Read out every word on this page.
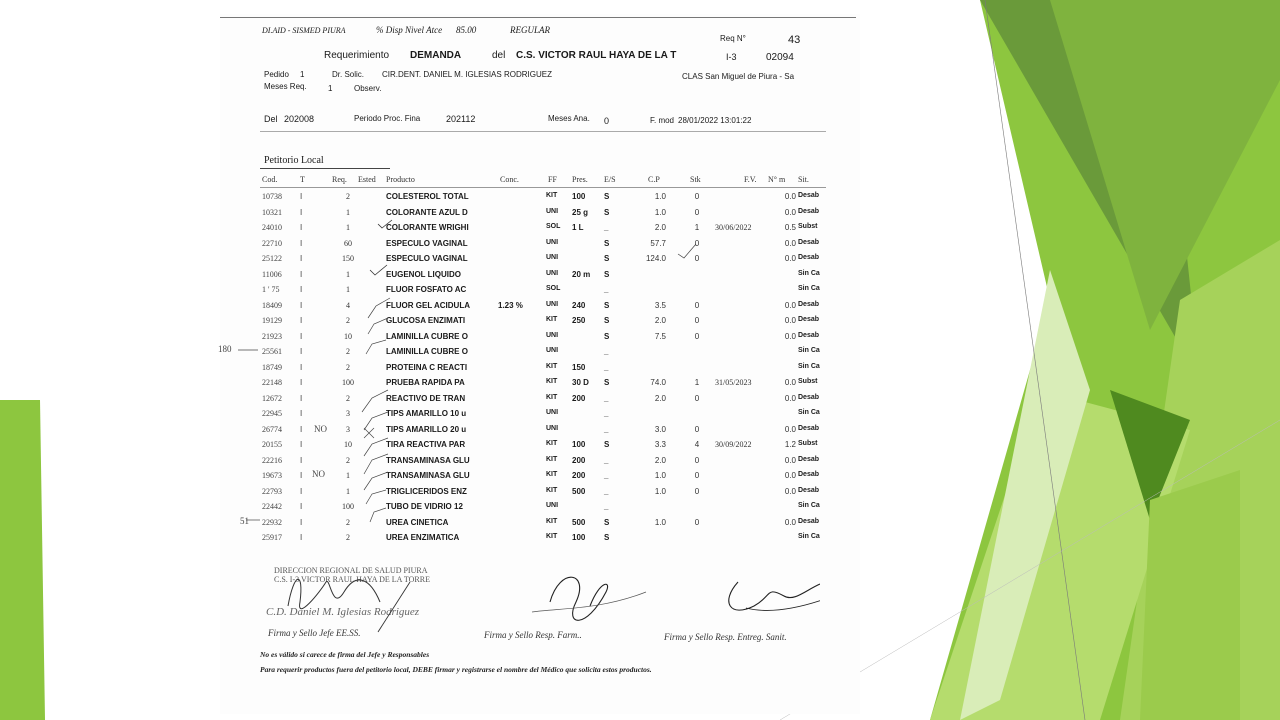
DI.AID - SISMED PIURA	% Disp Nivel Atce 85.00	REGULAR
Req N°	43
Requerimiento DEMANDA	del C.S. VICTOR RAUL HAYA DE LA T	I-3	02094
Pedido 1	Dr. Solic. CIR.DENT. DANIEL M. IGLESIAS RODRIGUEZ	CLAS San Miguel de Piura - Sa
Meses Req.	1	Observ.
Del 202008	Periodo Proc. Fina	202112	Meses Ana. 0	F. mod 28/01/2022 13:01:22
Petitorio Local
Cod.	T	Req. Ested Producto	Conc.	FF Pres. E/S	C.P	Stk	F.V. N° m Sit.
10738 I	2	COLESTEROL TOTAL	KIT 100 S	1.0	0	0.0 Desab
10321 I	1	COLORANTE AZUL D	UNI 25 g S	1.0	0	0.0 Desab
24010 I	1	COLORANTE WRIGHI	SOL 1 L	_	2.0	1	30/06/2022	0.5 Subst
22710 I	60	ESPECULO VAGINAL	UNI	S	57.7	0	0.0 Desab
25122 I	150	ESPECULO VAGINAL	UNI	S	124.0	0	0.0 Desab
11006 I	1	EUGENOL LIQUIDO	UNI 20 m S	Sin Ca
1 ' 75	I	1	FLUOR FOSFATO AC	SOL	_	Sin Ca
18409 I	4	FLUOR GEL ACIDULA	1.23 %	UNI 240 S	3.5	0	0.0 Desab
19129 I	2	GLUCOSA ENZIMATI	KIT 250 S	2.0	0	0.0 Desab
21923 I	10	LAMINILLA CUBRE O	UNI	S	7.5	0	0.0 Desab
25561 I	2	LAMINILLA CUBRE O	UNI	_	Sin Ca
18749 I	2	PROTEINA C REACTI	KIT 150 _	Sin Ca
22148 I	100	PRUEBA RAPIDA PA	KIT 30 D S	74.0	1	31/05/2023	0.0 Subst
12672 I	2	REACTIVO DE TRAN	KIT 200 _	2.0	0	0.0 Desab
22945 I	3	TIPS AMARILLO 10 u	UNI	_	Sin Ca
26774 I	3	TIPS AMARILLO 20 u	UNI	_	3.0	0	0.0 Desab
20155 I	10	TIRA REACTIVA PAR	KIT 100 S	3.3	4	30/09/2022	1.2 Subst
22216 I	2	TRANSAMINASA GLU	KIT 200 _	2.0	0	0.0 Desab
19673 I	1	TRANSAMINASA GLU	KIT 200 _	1.0	0	0.0 Desab
22793 I	1	TRIGLICERIDOS ENZ	KIT 500 _	1.0	0	0.0 Desab
22442 I	100	TUBO DE VIDRIO 12	UNI	_	Sin Ca
22932 I	2	UREA CINETICA	KIT 500 S	1.0	0	0.0 Desab
25917 I	2	UREA ENZIMATICA	KIT 100 S	Sin Ca
180
NO
NO
51
DIRECCION REGIONAL DE SALUD PIURA
C.S. I-3 VICTOR RAUL HAYA DE LA TORRE
C.D. Daniel M. Iglesias Rodriguez
Firma y Sello Jefe EE.SS.	Firma y Sello Resp. Farm..	Firma y Sello Resp. Entreg. Sanit.
No es válido si carece de firma del Jefe y Responsables
Para requerir productos fuera del petitorio local, DEBE firmar y registrarse el nombre del Médico que solicita estos productos.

· · ·

Task item: Gather each line from the entries above that includes the word "Subst".

Exercise result:
24010 I	1	COLORANTE WRIGHI	SOL 1 L	_	2.0	1	30/06/2022	0.5 Subst
22148 I	100	PRUEBA RAPIDA PA	KIT 30 D S	74.0	1	31/05/2023	0.0 Subst
20155 I	10	TIRA REACTIVA PAR	KIT 100 S	3.3	4	30/09/2022	1.2 Subst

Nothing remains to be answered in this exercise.